(Figure contents as structured data)
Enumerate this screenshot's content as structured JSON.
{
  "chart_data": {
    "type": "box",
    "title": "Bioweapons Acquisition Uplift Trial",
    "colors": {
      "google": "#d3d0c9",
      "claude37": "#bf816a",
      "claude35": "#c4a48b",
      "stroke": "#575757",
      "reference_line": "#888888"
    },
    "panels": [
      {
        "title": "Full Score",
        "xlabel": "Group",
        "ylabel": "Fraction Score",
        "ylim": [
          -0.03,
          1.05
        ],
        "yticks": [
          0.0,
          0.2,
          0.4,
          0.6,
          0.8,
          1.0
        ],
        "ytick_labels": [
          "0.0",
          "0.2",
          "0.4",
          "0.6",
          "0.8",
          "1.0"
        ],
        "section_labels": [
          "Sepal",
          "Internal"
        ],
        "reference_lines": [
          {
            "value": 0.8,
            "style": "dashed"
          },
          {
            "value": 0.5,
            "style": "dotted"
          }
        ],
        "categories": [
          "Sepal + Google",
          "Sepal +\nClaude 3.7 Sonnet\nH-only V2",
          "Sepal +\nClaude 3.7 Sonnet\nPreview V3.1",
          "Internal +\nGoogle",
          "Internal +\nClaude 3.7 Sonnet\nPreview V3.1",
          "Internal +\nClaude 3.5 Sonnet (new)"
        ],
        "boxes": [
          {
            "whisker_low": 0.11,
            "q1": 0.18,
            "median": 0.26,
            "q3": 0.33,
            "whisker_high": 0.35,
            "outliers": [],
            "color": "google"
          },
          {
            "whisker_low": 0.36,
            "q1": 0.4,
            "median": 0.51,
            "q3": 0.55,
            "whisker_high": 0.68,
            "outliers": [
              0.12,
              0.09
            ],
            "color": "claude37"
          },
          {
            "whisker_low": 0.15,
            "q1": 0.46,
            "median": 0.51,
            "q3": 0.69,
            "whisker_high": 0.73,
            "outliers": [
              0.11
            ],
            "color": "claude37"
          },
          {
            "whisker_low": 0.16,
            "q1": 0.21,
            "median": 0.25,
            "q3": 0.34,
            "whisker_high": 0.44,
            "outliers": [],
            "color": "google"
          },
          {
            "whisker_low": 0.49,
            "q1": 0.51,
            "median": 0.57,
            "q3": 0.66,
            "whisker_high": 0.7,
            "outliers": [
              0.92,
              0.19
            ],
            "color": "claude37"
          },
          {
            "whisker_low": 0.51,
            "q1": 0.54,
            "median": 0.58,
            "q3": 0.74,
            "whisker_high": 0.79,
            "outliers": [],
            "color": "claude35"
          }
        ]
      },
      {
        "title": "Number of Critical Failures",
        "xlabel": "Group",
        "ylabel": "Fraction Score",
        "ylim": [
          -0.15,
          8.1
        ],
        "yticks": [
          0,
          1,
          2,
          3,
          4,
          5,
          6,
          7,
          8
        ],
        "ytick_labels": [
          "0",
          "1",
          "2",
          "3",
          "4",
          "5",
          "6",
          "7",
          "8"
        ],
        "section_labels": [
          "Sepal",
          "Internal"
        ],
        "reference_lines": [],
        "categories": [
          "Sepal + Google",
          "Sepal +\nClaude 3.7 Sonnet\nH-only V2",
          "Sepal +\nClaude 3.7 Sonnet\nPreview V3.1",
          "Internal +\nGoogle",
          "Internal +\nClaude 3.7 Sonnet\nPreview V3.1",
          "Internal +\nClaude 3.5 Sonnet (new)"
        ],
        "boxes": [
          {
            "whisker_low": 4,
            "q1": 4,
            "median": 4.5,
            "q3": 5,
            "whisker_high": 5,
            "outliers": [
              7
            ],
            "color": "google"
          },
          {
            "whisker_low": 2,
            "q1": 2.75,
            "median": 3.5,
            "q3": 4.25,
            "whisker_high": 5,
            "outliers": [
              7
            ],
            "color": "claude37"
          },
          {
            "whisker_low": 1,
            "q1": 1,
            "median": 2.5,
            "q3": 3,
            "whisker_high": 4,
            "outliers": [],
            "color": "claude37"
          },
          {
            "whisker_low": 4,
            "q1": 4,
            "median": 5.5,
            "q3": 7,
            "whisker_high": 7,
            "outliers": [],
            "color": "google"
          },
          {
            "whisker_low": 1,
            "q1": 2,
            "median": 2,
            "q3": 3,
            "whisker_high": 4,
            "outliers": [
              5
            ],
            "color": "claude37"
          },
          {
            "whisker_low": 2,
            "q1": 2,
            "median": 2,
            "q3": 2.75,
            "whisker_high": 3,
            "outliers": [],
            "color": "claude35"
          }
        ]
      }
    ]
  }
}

* **JOB**:
Return what is listed above, exactly and completely.

* **THE REPLY**:
Enumerate this screenshot's content as structured JSON.
{
  "chart_data": {
    "type": "box",
    "title": "Bioweapons Acquisition Uplift Trial",
    "colors": {
      "google": "#d3d0c9",
      "claude37": "#bf816a",
      "claude35": "#c4a48b",
      "stroke": "#575757",
      "reference_line": "#888888"
    },
    "panels": [
      {
        "title": "Full Score",
        "xlabel": "Group",
        "ylabel": "Fraction Score",
        "ylim": [
          -0.03,
          1.05
        ],
        "yticks": [
          0.0,
          0.2,
          0.4,
          0.6,
          0.8,
          1.0
        ],
        "ytick_labels": [
          "0.0",
          "0.2",
          "0.4",
          "0.6",
          "0.8",
          "1.0"
        ],
        "section_labels": [
          "Sepal",
          "Internal"
        ],
        "reference_lines": [
          {
            "value": 0.8,
            "style": "dashed"
          },
          {
            "value": 0.5,
            "style": "dotted"
          }
        ],
        "categories": [
          "Sepal + Google",
          "Sepal +\nClaude 3.7 Sonnet\nH-only V2",
          "Sepal +\nClaude 3.7 Sonnet\nPreview V3.1",
          "Internal +\nGoogle",
          "Internal +\nClaude 3.7 Sonnet\nPreview V3.1",
          "Internal +\nClaude 3.5 Sonnet (new)"
        ],
        "boxes": [
          {
            "whisker_low": 0.11,
            "q1": 0.18,
            "median": 0.26,
            "q3": 0.33,
            "whisker_high": 0.35,
            "outliers": [],
            "color": "google"
          },
          {
            "whisker_low": 0.36,
            "q1": 0.4,
            "median": 0.51,
            "q3": 0.55,
            "whisker_high": 0.68,
            "outliers": [
              0.12,
              0.09
            ],
            "color": "claude37"
          },
          {
            "whisker_low": 0.15,
            "q1": 0.46,
            "median": 0.51,
            "q3": 0.69,
            "whisker_high": 0.73,
            "outliers": [
              0.11
            ],
            "color": "claude37"
          },
          {
            "whisker_low": 0.16,
            "q1": 0.21,
            "median": 0.25,
            "q3": 0.34,
            "whisker_high": 0.44,
            "outliers": [],
            "color": "google"
          },
          {
            "whisker_low": 0.49,
            "q1": 0.51,
            "median": 0.57,
            "q3": 0.66,
            "whisker_high": 0.7,
            "outliers": [
              0.92,
              0.19
            ],
            "color": "claude37"
          },
          {
            "whisker_low": 0.51,
            "q1": 0.54,
            "median": 0.58,
            "q3": 0.74,
            "whisker_high": 0.79,
            "outliers": [],
            "color": "claude35"
          }
        ]
      },
      {
        "title": "Number of Critical Failures",
        "xlabel": "Group",
        "ylabel": "Fraction Score",
        "ylim": [
          -0.15,
          8.1
        ],
        "yticks": [
          0,
          1,
          2,
          3,
          4,
          5,
          6,
          7,
          8
        ],
        "ytick_labels": [
          "0",
          "1",
          "2",
          "3",
          "4",
          "5",
          "6",
          "7",
          "8"
        ],
        "section_labels": [
          "Sepal",
          "Internal"
        ],
        "reference_lines": [],
        "categories": [
          "Sepal + Google",
          "Sepal +\nClaude 3.7 Sonnet\nH-only V2",
          "Sepal +\nClaude 3.7 Sonnet\nPreview V3.1",
          "Internal +\nGoogle",
          "Internal +\nClaude 3.7 Sonnet\nPreview V3.1",
          "Internal +\nClaude 3.5 Sonnet (new)"
        ],
        "boxes": [
          {
            "whisker_low": 4,
            "q1": 4,
            "median": 4.5,
            "q3": 5,
            "whisker_high": 5,
            "outliers": [
              7
            ],
            "color": "google"
          },
          {
            "whisker_low": 2,
            "q1": 2.75,
            "median": 3.5,
            "q3": 4.25,
            "whisker_high": 5,
            "outliers": [
              7
            ],
            "color": "claude37"
          },
          {
            "whisker_low": 1,
            "q1": 1,
            "median": 2.5,
            "q3": 3,
            "whisker_high": 4,
            "outliers": [],
            "color": "claude37"
          },
          {
            "whisker_low": 4,
            "q1": 4,
            "median": 5.5,
            "q3": 7,
            "whisker_high": 7,
            "outliers": [],
            "color": "google"
          },
          {
            "whisker_low": 1,
            "q1": 2,
            "median": 2,
            "q3": 3,
            "whisker_high": 4,
            "outliers": [
              5
            ],
            "color": "claude37"
          },
          {
            "whisker_low": 2,
            "q1": 2,
            "median": 2,
            "q3": 2.75,
            "whisker_high": 3,
            "outliers": [],
            "color": "claude35"
          }
        ]
      }
    ]
  }
}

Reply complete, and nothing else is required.